───── Source document ─────

Dallas Fuel’s Jayne on the barriers to professional Overwatch

Team Canada's head coach discusses how to become a pro at Overwatch.

Image via Team Canada OW/Twitter

With season two of the Overwatch League set to kick off on Feb. 14, Blizzard’s shooter is leading the charge in placing esports in the spotlight.

It’s rather difficult for players to break into the pro scene, however, as Overwatch’s Path to Pro is elusive and difficult to tread. The imposing ladder to professional play presents a tedious climb, which even those who dare to dream are reluctant to attempt. On top of this, the seemingly bureaucratic workings of Open Division make the bridge to semi-professional play almost uncrossable.

In order to come to grips with the barriers found along the path to competitive Overwatch, we asked Justin “Jayne” Conroy, the head coach of Team Canada for the World Cup and the assistant coach for Dallas Fuel, for commentary. Discussing all things Overwatch, from couch-play to arena performance, Jayne describes what happens at each tier of play in Overwatch and suggests ways in which the system could be revamped in order to accommodate new talent.

What do you think about the current relationship between Open Division and Contenders, and Contenders and OWL?

─────

[Given exercise 1]: Please rewrite the Overwatch interview from "Team Canada's head" up to and including "play almost uncrossable.", replacing "Path to Pro" with "road to professional play".
[Given exercise 2]: According to the Overwatch interview, what makes the bridge to semi-professional play almost uncrossable? Answer in one to three sentences.
[Given exercise 3]: Write the next part of the Overwatch interview, starting after its final line.

───── Supplied information ─────

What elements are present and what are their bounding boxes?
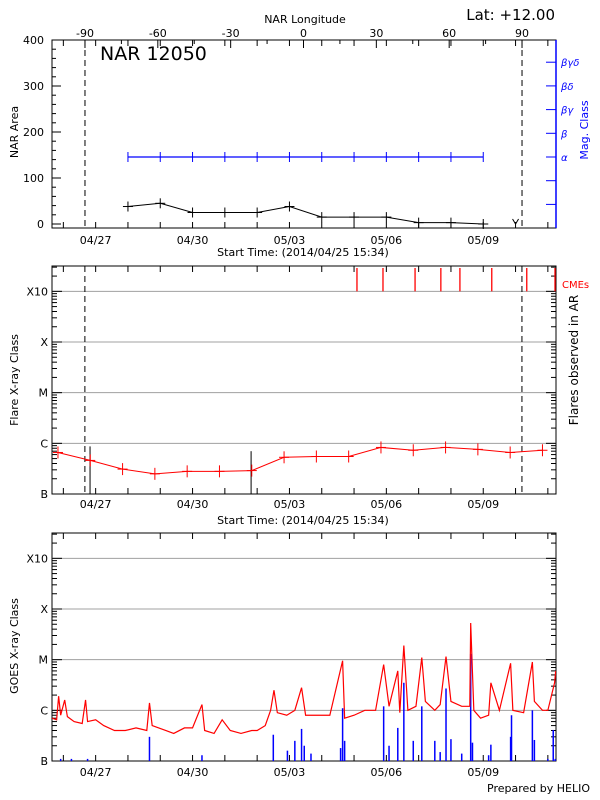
y-tick-label: X10 xyxy=(26,285,48,298)
top-axis-title: NAR Longitude xyxy=(264,13,346,26)
x-axis-title-2: Start Time: (2014/04/25 15:34) xyxy=(217,514,389,527)
x-tick-label: 05/09 xyxy=(467,766,499,779)
x-axis-title-1: Start Time: (2014/04/25 15:34) xyxy=(217,246,389,259)
top-tick-label: 90 xyxy=(515,27,529,40)
x-tick-label: 04/27 xyxy=(80,766,112,779)
top-tick-label: -90 xyxy=(76,27,94,40)
footer-credit: Prepared by HELIO xyxy=(487,782,590,795)
y2-tick-label: β xyxy=(560,129,568,140)
y2-tick-label: βγ xyxy=(560,106,574,117)
chart-title: NAR 12050 xyxy=(100,43,207,65)
y-tick-label: 300 xyxy=(23,80,44,93)
y2-axis-title-ar-flares: Flares observed in AR xyxy=(567,295,581,425)
area-line xyxy=(127,202,484,225)
top-tick-label: 0 xyxy=(300,27,307,40)
x-tick-label: 05/06 xyxy=(370,498,402,511)
y-tick-label: M xyxy=(39,654,49,667)
y-tick-label: C xyxy=(40,704,48,717)
y2-tick-label: α xyxy=(561,153,568,164)
top-tick-label: 30 xyxy=(369,27,383,40)
flare-class-panel: B C M X X10 04/27 04/30 05/03 05/06 05/09 xyxy=(26,265,557,511)
y-axis-title-area: NAR Area xyxy=(8,106,21,158)
x-tick-label: 04/30 xyxy=(177,234,209,247)
y-tick-label: 0 xyxy=(37,218,44,231)
y2-axis-title-magclass: Mag. Class xyxy=(578,100,591,159)
plot-frame xyxy=(51,265,557,495)
nar-area-panel: 0 100 200 300 400 α β βγ βδ βγδ -90 -60 -30 0 30 60 90 04… xyxy=(23,27,579,247)
x-tick-label: 05/06 xyxy=(370,766,402,779)
goes-xray-panel: B C M X X10 04/27 04/30 05/03 05/06 05/09 xyxy=(26,532,557,779)
x-tick-label: 05/03 xyxy=(274,234,306,247)
y-tick-label: 400 xyxy=(23,34,44,47)
latitude-label: Lat: +12.00 xyxy=(466,6,555,24)
x-tick-label: 05/09 xyxy=(467,234,499,247)
cme-label: CMEs xyxy=(562,280,589,291)
top-tick-label: 60 xyxy=(442,27,456,40)
y-tick-label: M xyxy=(39,387,49,400)
y2-tick-label: βδ xyxy=(560,82,574,93)
y-tick-label: X10 xyxy=(26,552,48,565)
x-tick-label: 04/30 xyxy=(177,498,209,511)
arrow-down-icon xyxy=(512,218,519,225)
x-tick-label: 05/03 xyxy=(274,766,306,779)
y-axis-title-goes: GOES X-ray Class xyxy=(8,598,21,694)
y-tick-label: 200 xyxy=(23,126,44,139)
y-tick-label: X xyxy=(40,336,48,349)
x-tick-label: 04/27 xyxy=(80,498,112,511)
x-tick-label: 04/27 xyxy=(80,234,112,247)
y-tick-label: X xyxy=(40,603,48,616)
top-tick-label: -60 xyxy=(149,27,167,40)
y-tick-label: 100 xyxy=(23,172,44,185)
x-tick-label: 04/30 xyxy=(177,766,209,779)
y2-tick-label: βγδ xyxy=(560,58,579,69)
x-tick-label: 05/03 xyxy=(274,498,306,511)
y-axis-title-flare: Flare X-ray Class xyxy=(8,334,21,426)
y-tick-label: B xyxy=(40,488,48,501)
top-tick-label: -30 xyxy=(222,27,240,40)
y-tick-label: C xyxy=(40,437,48,450)
x-tick-label: 05/09 xyxy=(467,498,499,511)
goes-long-line xyxy=(52,622,556,735)
flare-class-line xyxy=(57,446,543,475)
x-tick-label: 05/06 xyxy=(370,234,402,247)
y-tick-label: B xyxy=(40,755,48,768)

─────

[Task answer 1]:
Team Canada's head coach discusses how to become a pro at Overwatch.

Image via Team Canada OW/Twitter

With season two of the Overwatch League set to kick off on Feb. 14, Blizzard’s shooter is leading the charge in placing esports in the spotlight.

It’s rather difficult for players to break into the pro scene, however, as Overwatch’s road to professional play is elusive and difficult to tread. The imposing ladder to professional play presents a tedious climb, which even those who dare to dream are reluctant to attempt. On top of this, the seemingly bureaucratic workings of Open Division make the bridge to semi-professional play almost uncrossable.

[Task answer 2]: The seemingly bureaucratic workings of Open Division make the bridge to semi-professional play almost uncrossable.

[Task answer 3]:
Jayne: The Contenders stuff is working pretty well if you’re looking at the tier one to the tier two connection. It’s got the academy teams that are tied into their parent teams there and that connection is pretty decent.

The promotion system from Trials to proper, though—one of the things with it is that the problems the system gets once you go lower down the path of people just starting out, especially going forward with eight new expansion teams, is that each one of these new teams are gonna have an academy team.

If a team comes through Open Division and dominates Contenders Trials, what happens if every single team that’s in Contenders proper is an academy team and you can only be picked up as an individual? The superstar teams that are coming up out of Open Division like phase two are gonna get stonewalled. Just because teams are academy teams doesn’t mean that they are capable of winning or performing at the tier two scene consistently, especially once some of their players get promoted.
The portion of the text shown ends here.